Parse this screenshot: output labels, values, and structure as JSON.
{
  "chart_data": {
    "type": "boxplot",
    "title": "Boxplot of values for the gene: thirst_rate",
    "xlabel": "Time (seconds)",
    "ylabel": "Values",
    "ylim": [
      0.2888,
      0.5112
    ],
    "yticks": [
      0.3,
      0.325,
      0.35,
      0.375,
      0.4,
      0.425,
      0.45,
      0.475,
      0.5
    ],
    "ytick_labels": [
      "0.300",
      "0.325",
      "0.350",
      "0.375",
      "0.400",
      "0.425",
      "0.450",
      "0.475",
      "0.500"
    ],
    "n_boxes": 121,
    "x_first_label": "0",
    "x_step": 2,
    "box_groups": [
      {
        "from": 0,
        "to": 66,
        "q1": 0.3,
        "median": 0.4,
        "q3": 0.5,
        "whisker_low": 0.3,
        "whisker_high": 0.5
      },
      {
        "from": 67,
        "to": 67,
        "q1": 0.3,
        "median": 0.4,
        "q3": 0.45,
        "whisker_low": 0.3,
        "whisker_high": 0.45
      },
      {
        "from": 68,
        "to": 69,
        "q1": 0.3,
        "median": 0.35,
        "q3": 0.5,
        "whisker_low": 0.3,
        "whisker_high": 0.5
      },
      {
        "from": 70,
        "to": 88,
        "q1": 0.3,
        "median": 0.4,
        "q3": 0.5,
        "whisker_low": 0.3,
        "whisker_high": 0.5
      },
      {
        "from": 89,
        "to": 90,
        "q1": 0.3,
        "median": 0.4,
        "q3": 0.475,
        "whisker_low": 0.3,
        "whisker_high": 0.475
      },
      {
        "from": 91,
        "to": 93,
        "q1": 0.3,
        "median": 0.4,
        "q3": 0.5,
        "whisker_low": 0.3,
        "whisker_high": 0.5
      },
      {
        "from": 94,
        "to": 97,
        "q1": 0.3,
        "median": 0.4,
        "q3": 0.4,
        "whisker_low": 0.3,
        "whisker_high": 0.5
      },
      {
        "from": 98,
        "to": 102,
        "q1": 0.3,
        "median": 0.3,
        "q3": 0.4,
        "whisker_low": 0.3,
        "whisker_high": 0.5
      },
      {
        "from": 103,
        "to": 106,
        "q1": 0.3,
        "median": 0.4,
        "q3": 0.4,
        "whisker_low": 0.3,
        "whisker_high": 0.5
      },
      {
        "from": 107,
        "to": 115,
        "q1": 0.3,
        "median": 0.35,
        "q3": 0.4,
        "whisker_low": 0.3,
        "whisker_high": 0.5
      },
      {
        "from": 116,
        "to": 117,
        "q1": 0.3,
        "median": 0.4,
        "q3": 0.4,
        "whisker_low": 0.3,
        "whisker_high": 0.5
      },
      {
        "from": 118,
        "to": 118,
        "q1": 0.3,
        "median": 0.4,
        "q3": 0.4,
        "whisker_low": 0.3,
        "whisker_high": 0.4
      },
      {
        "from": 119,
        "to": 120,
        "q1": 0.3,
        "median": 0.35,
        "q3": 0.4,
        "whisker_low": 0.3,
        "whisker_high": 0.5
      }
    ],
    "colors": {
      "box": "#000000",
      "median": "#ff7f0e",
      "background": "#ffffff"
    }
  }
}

◆ Short problem ◆
Write out all records exactly, keeping every detail.

◆ Answer for this exercise ◆
Parse this screenshot: output labels, values, and structure as JSON.
{
  "chart_data": {
    "type": "boxplot",
    "title": "Boxplot of values for the gene: thirst_rate",
    "xlabel": "Time (seconds)",
    "ylabel": "Values",
    "ylim": [
      0.2888,
      0.5112
    ],
    "yticks": [
      0.3,
      0.325,
      0.35,
      0.375,
      0.4,
      0.425,
      0.45,
      0.475,
      0.5
    ],
    "ytick_labels": [
      "0.300",
      "0.325",
      "0.350",
      "0.375",
      "0.400",
      "0.425",
      "0.450",
      "0.475",
      "0.500"
    ],
    "n_boxes": 121,
    "x_first_label": "0",
    "x_step": 2,
    "box_groups": [
      {
        "from": 0,
        "to": 66,
        "q1": 0.3,
        "median": 0.4,
        "q3": 0.5,
        "whisker_low": 0.3,
        "whisker_high": 0.5
      },
      {
        "from": 67,
        "to": 67,
        "q1": 0.3,
        "median": 0.4,
        "q3": 0.45,
        "whisker_low": 0.3,
        "whisker_high": 0.45
      },
      {
        "from": 68,
        "to": 69,
        "q1": 0.3,
        "median": 0.35,
        "q3": 0.5,
        "whisker_low": 0.3,
        "whisker_high": 0.5
      },
      {
        "from": 70,
        "to": 88,
        "q1": 0.3,
        "median": 0.4,
        "q3": 0.5,
        "whisker_low": 0.3,
        "whisker_high": 0.5
      },
      {
        "from": 89,
        "to": 90,
        "q1": 0.3,
        "median": 0.4,
        "q3": 0.475,
        "whisker_low": 0.3,
        "whisker_high": 0.475
      },
      {
        "from": 91,
        "to": 93,
        "q1": 0.3,
        "median": 0.4,
        "q3": 0.5,
        "whisker_low": 0.3,
        "whisker_high": 0.5
      },
      {
        "from": 94,
        "to": 97,
        "q1": 0.3,
        "median": 0.4,
        "q3": 0.4,
        "whisker_low": 0.3,
        "whisker_high": 0.5
      },
      {
        "from": 98,
        "to": 102,
        "q1": 0.3,
        "median": 0.3,
        "q3": 0.4,
        "whisker_low": 0.3,
        "whisker_high": 0.5
      },
      {
        "from": 103,
        "to": 106,
        "q1": 0.3,
        "median": 0.4,
        "q3": 0.4,
        "whisker_low": 0.3,
        "whisker_high": 0.5
      },
      {
        "from": 107,
        "to": 115,
        "q1": 0.3,
        "median": 0.35,
        "q3": 0.4,
        "whisker_low": 0.3,
        "whisker_high": 0.5
      },
      {
        "from": 116,
        "to": 117,
        "q1": 0.3,
        "median": 0.4,
        "q3": 0.4,
        "whisker_low": 0.3,
        "whisker_high": 0.5
      },
      {
        "from": 118,
        "to": 118,
        "q1": 0.3,
        "median": 0.4,
        "q3": 0.4,
        "whisker_low": 0.3,
        "whisker_high": 0.4
      },
      {
        "from": 119,
        "to": 120,
        "q1": 0.3,
        "median": 0.35,
        "q3": 0.4,
        "whisker_low": 0.3,
        "whisker_high": 0.5
      }
    ],
    "colors": {
      "box": "#000000",
      "median": "#ff7f0e",
      "background": "#ffffff"
    }
  }
}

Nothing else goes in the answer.